## Exercise requirements
Report how many lines contain "Pitogo"; state the number and nothing else.

Saved entries
---

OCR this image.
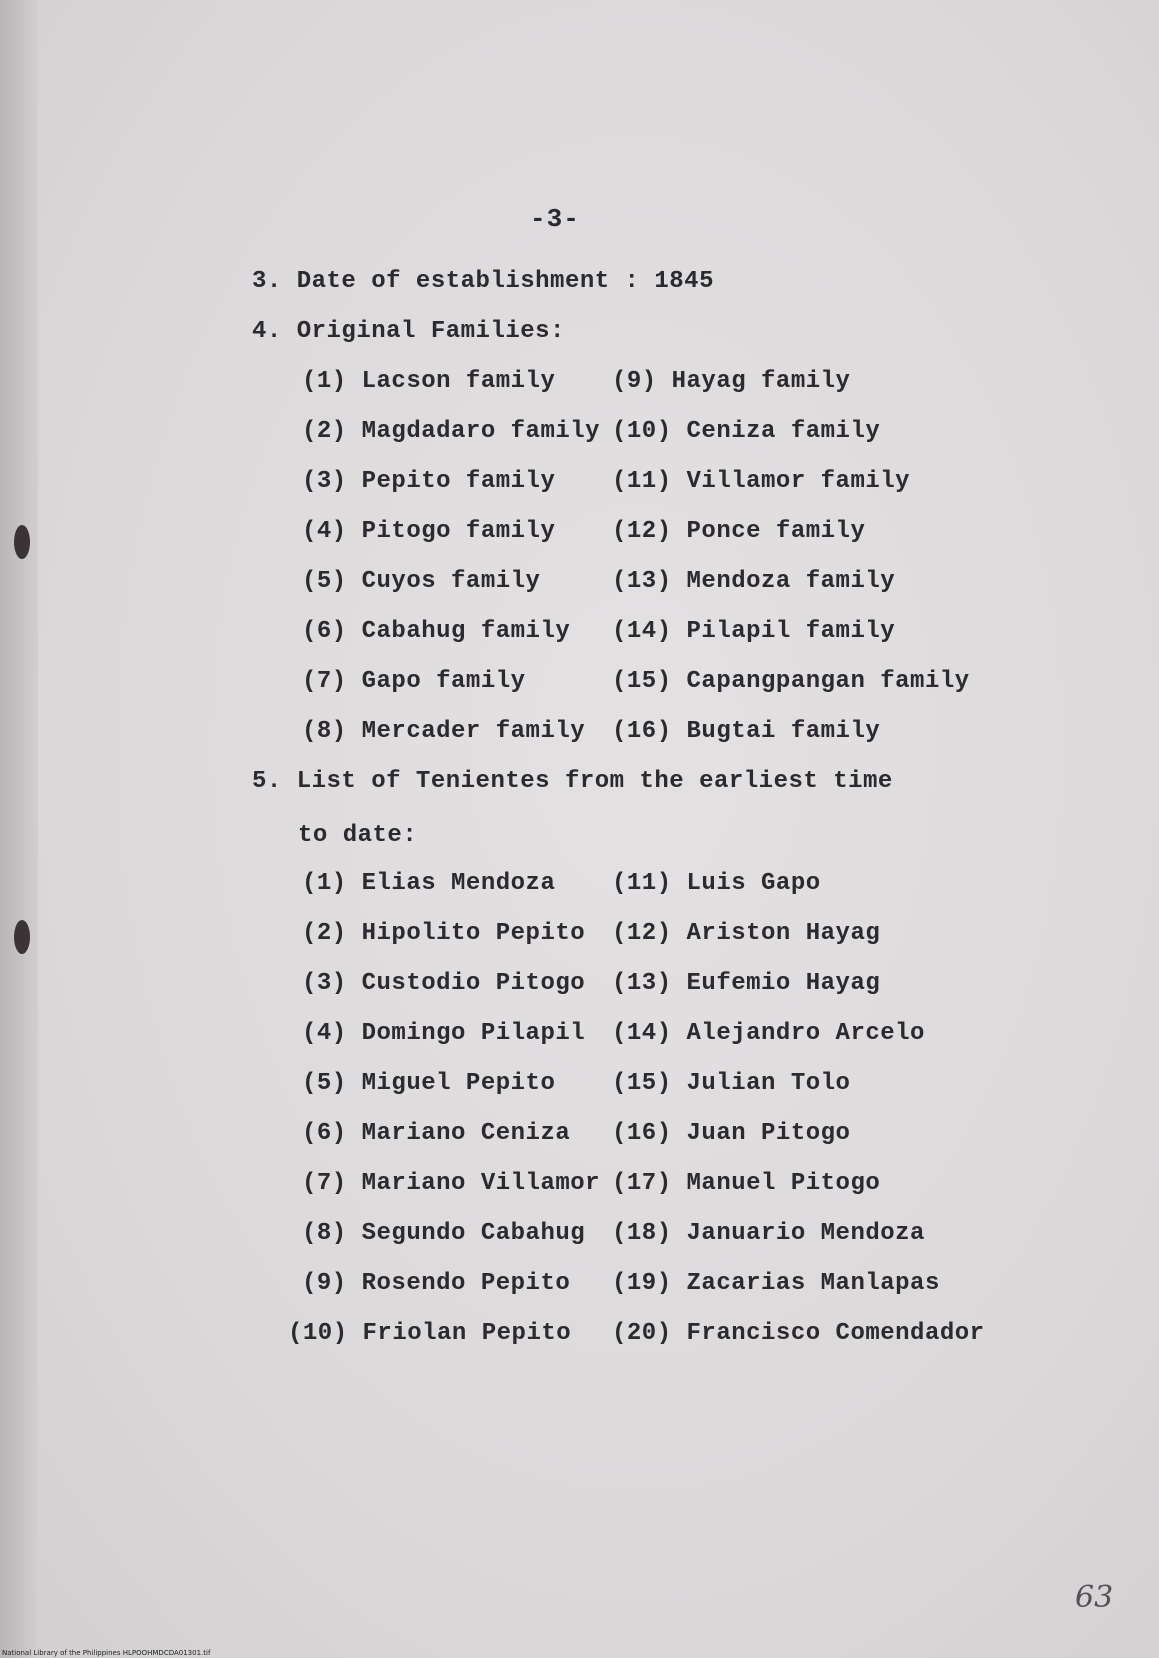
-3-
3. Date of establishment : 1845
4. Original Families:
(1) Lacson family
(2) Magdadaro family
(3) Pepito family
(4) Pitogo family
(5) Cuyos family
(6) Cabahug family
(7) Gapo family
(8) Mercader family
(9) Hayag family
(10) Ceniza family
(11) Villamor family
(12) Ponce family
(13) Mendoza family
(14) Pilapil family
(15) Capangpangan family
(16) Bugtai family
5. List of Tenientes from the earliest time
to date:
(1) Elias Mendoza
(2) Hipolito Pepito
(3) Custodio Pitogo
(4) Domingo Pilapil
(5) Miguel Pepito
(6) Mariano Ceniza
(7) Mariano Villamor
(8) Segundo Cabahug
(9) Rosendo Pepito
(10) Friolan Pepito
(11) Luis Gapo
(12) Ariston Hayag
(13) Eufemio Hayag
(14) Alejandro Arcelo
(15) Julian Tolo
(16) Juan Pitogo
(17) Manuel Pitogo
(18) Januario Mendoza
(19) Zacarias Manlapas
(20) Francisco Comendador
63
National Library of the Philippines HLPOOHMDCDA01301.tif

---

## Output for this task
4